_Do this_. Copy all the data exactly, except the pictures.

[begin Material shown]

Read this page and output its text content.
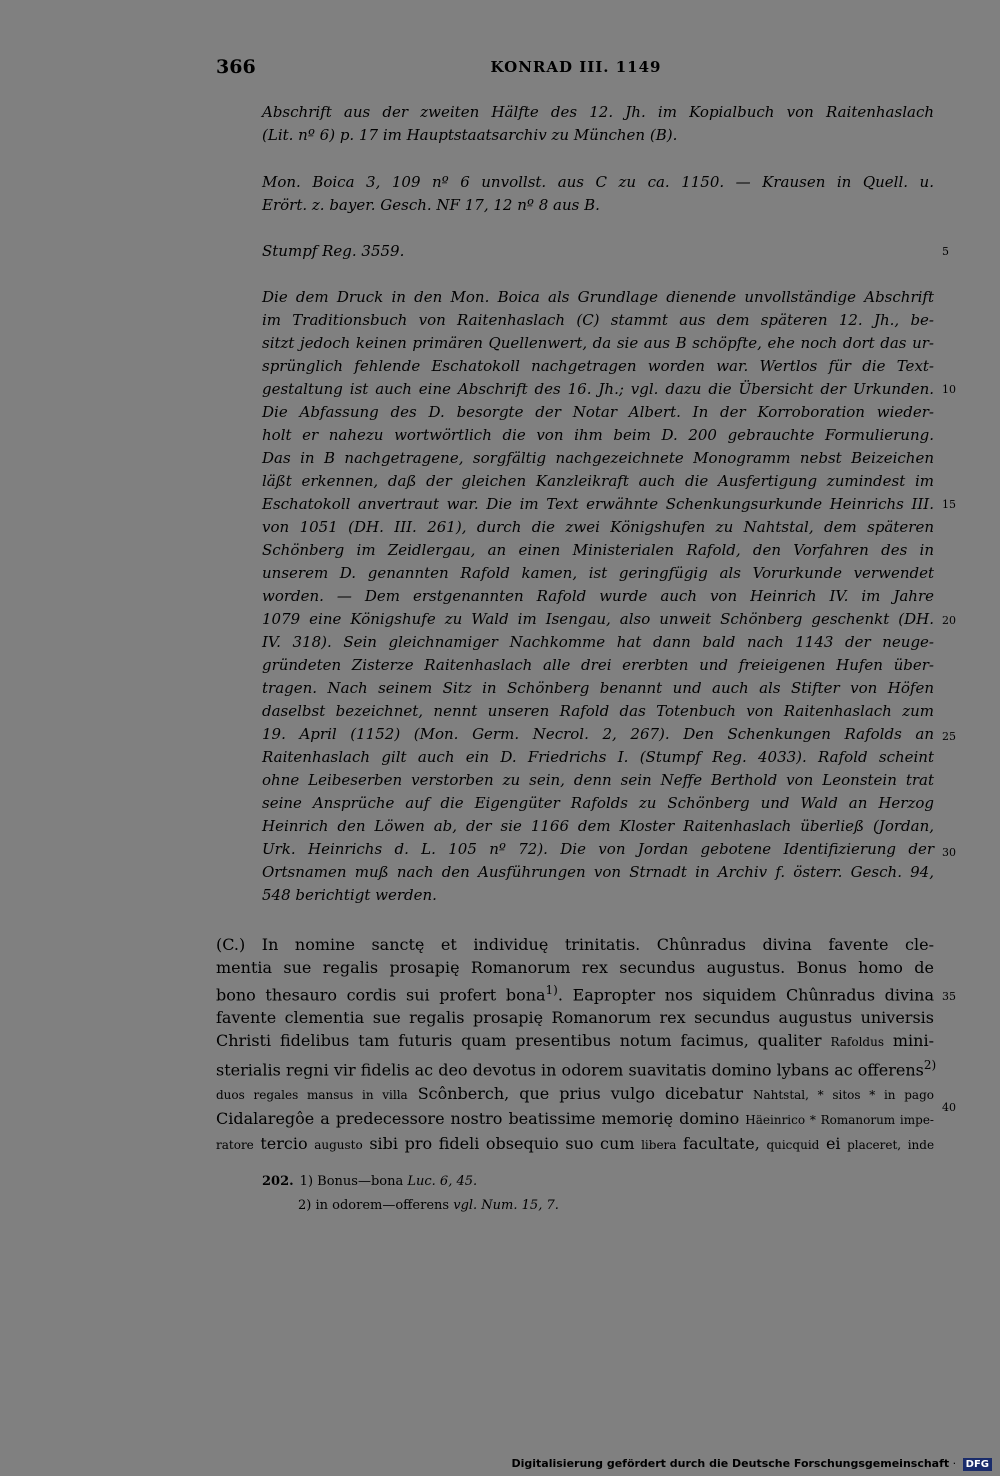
366	KONRAD III. 1149
Abschrift aus der zweiten Hälfte des 12. Jh. im Kopialbuch von Raitenhaslach
(Lit. nº 6) p. 17 im Hauptstaatsarchiv zu München (B).
Mon. Boica 3, 109 nº 6 unvollst. aus C zu ca. 1150. — Krausen in Quell. u.
Erört. z. bayer. Gesch. NF 17, 12 nº 8 aus B.
Stumpf Reg. 3559.
Die dem Druck in den Mon. Boica als Grundlage dienende unvollständige Abschrift
im Traditionsbuch von Raitenhaslach (C) stammt aus dem späteren 12. Jh., be-
sitzt jedoch keinen primären Quellenwert, da sie aus B schöpfte, ehe noch dort das ur-
sprünglich fehlende Eschatokoll nachgetragen worden war. Wertlos für die Text-
gestaltung ist auch eine Abschrift des 16. Jh.; vgl. dazu die Übersicht der Urkunden.
Die Abfassung des D. besorgte der Notar Albert. In der Korroboration wieder-
holt er nahezu wortwörtlich die von ihm beim D. 200 gebrauchte Formulierung.
Das in B nachgetragene, sorgfältig nachgezeichnete Monogramm nebst Beizeichen
läßt erkennen, daß der gleichen Kanzleikraft auch die Ausfertigung zumindest im
Eschatokoll anvertraut war. Die im Text erwähnte Schenkungsurkunde Heinrichs III.
von 1051 (DH. III. 261), durch die zwei Königshufen zu Nahtstal, dem späteren
Schönberg im Zeidlergau, an einen Ministerialen Rafold, den Vorfahren des in
unserem D. genannten Rafold kamen, ist geringfügig als Vorurkunde verwendet
worden. — Dem erstgenannten Rafold wurde auch von Heinrich IV. im Jahre
1079 eine Königshufe zu Wald im Isengau, also unweit Schönberg geschenkt (DH.
IV. 318). Sein gleichnamiger Nachkomme hat dann bald nach 1143 der neuge-
gründeten Zisterze Raitenhaslach alle drei ererbten und freieigenen Hufen über-
tragen. Nach seinem Sitz in Schönberg benannt und auch als Stifter von Höfen
daselbst bezeichnet, nennt unseren Rafold das Totenbuch von Raitenhaslach zum
19. April (1152) (Mon. Germ. Necrol. 2, 267). Den Schenkungen Rafolds an
Raitenhaslach gilt auch ein D. Friedrichs I. (Stumpf Reg. 4033). Rafold scheint
ohne Leibeserben verstorben zu sein, denn sein Neffe Berthold von Leonstein trat
seine Ansprüche auf die Eigengüter Rafolds zu Schönberg und Wald an Herzog
Heinrich den Löwen ab, der sie 1166 dem Kloster Raitenhaslach überließ (Jordan,
Urk. Heinrichs d. L. 105 nº 72). Die von Jordan gebotene Identifizierung der
Ortsnamen muß nach den Ausführungen von Strnadt in Archiv f. österr. Gesch. 94,
548 berichtigt werden.
(C.) In nomine sanctę et individuę trinitatis. Chûnradus divina favente cle-
mentia sue regalis prosapię Romanorum rex secundus augustus. Bonus homo de
bono thesauro cordis sui profert bona$^{1)}$. Eapropter nos siquidem Chûnradus divina
favente clementia sue regalis prosapię Romanorum rex secundus augustus universis
Christi fidelibus tam futuris quam presentibus notum facimus, qualiter Rafoldus mini-
sterialis regni vir fidelis ac deo devotus in odorem suavitatis domino lybans ac offerens$^{2)}$
duos regales mansus in villa Scônberch, que prius vulgo dicebatur Nahtstal, * sitos * in pago
Cidalaregôe a predecessore nostro beatissime memorię domino Häeinrico * Romanorum impe-
ratore tercio augusto sibi pro fideli obsequio suo cum libera facultate, quicquid ei placeret, inde
5
10
15
20
25
30
35
40
202. 1) Bonus—bona Luc. 6, 45.
2) in odorem—offerens vgl. Num. 15, 7.
Digitalisierung gefördert durch die Deutsche Forschungsgemeinschaft · DFG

[end Material shown]

_Completed exercise_.
Read this page and output its text content.
366	KONRAD III. 1149
Abschrift aus der zweiten Hälfte des 12. Jh. im Kopialbuch von Raitenhaslach
(Lit. nº 6) p. 17 im Hauptstaatsarchiv zu München (B).
Mon. Boica 3, 109 nº 6 unvollst. aus C zu ca. 1150. — Krausen in Quell. u.
Erört. z. bayer. Gesch. NF 17, 12 nº 8 aus B.
Stumpf Reg. 3559.
Die dem Druck in den Mon. Boica als Grundlage dienende unvollständige Abschrift
im Traditionsbuch von Raitenhaslach (C) stammt aus dem späteren 12. Jh., be-
sitzt jedoch keinen primären Quellenwert, da sie aus B schöpfte, ehe noch dort das ur-
sprünglich fehlende Eschatokoll nachgetragen worden war. Wertlos für die Text-
gestaltung ist auch eine Abschrift des 16. Jh.; vgl. dazu die Übersicht der Urkunden.
Die Abfassung des D. besorgte der Notar Albert. In der Korroboration wieder-
holt er nahezu wortwörtlich die von ihm beim D. 200 gebrauchte Formulierung.
Das in B nachgetragene, sorgfältig nachgezeichnete Monogramm nebst Beizeichen
läßt erkennen, daß der gleichen Kanzleikraft auch die Ausfertigung zumindest im
Eschatokoll anvertraut war. Die im Text erwähnte Schenkungsurkunde Heinrichs III.
von 1051 (DH. III. 261), durch die zwei Königshufen zu Nahtstal, dem späteren
Schönberg im Zeidlergau, an einen Ministerialen Rafold, den Vorfahren des in
unserem D. genannten Rafold kamen, ist geringfügig als Vorurkunde verwendet
worden. — Dem erstgenannten Rafold wurde auch von Heinrich IV. im Jahre
1079 eine Königshufe zu Wald im Isengau, also unweit Schönberg geschenkt (DH.
IV. 318). Sein gleichnamiger Nachkomme hat dann bald nach 1143 der neuge-
gründeten Zisterze Raitenhaslach alle drei ererbten und freieigenen Hufen über-
tragen. Nach seinem Sitz in Schönberg benannt und auch als Stifter von Höfen
daselbst bezeichnet, nennt unseren Rafold das Totenbuch von Raitenhaslach zum
19. April (1152) (Mon. Germ. Necrol. 2, 267). Den Schenkungen Rafolds an
Raitenhaslach gilt auch ein D. Friedrichs I. (Stumpf Reg. 4033). Rafold scheint
ohne Leibeserben verstorben zu sein, denn sein Neffe Berthold von Leonstein trat
seine Ansprüche auf die Eigengüter Rafolds zu Schönberg und Wald an Herzog
Heinrich den Löwen ab, der sie 1166 dem Kloster Raitenhaslach überließ (Jordan,
Urk. Heinrichs d. L. 105 nº 72). Die von Jordan gebotene Identifizierung der
Ortsnamen muß nach den Ausführungen von Strnadt in Archiv f. österr. Gesch. 94,
548 berichtigt werden.
(C.) In nomine sanctę et individuę trinitatis. Chûnradus divina favente cle-
mentia sue regalis prosapię Romanorum rex secundus augustus. Bonus homo de
bono thesauro cordis sui profert bona$^{1)}$. Eapropter nos siquidem Chûnradus divina
favente clementia sue regalis prosapię Romanorum rex secundus augustus universis
Christi fidelibus tam futuris quam presentibus notum facimus, qualiter Rafoldus mini-
sterialis regni vir fidelis ac deo devotus in odorem suavitatis domino lybans ac offerens$^{2)}$
duos regales mansus in villa Scônberch, que prius vulgo dicebatur Nahtstal, * sitos * in pago
Cidalaregôe a predecessore nostro beatissime memorię domino Häeinrico * Romanorum impe-
ratore tercio augusto sibi pro fideli obsequio suo cum libera facultate, quicquid ei placeret, inde
5
10
15
20
25
30
35
40
202. 1) Bonus—bona Luc. 6, 45.
2) in odorem—offerens vgl. Num. 15, 7.
Digitalisierung gefördert durch die Deutsche Forschungsgemeinschaft · DFG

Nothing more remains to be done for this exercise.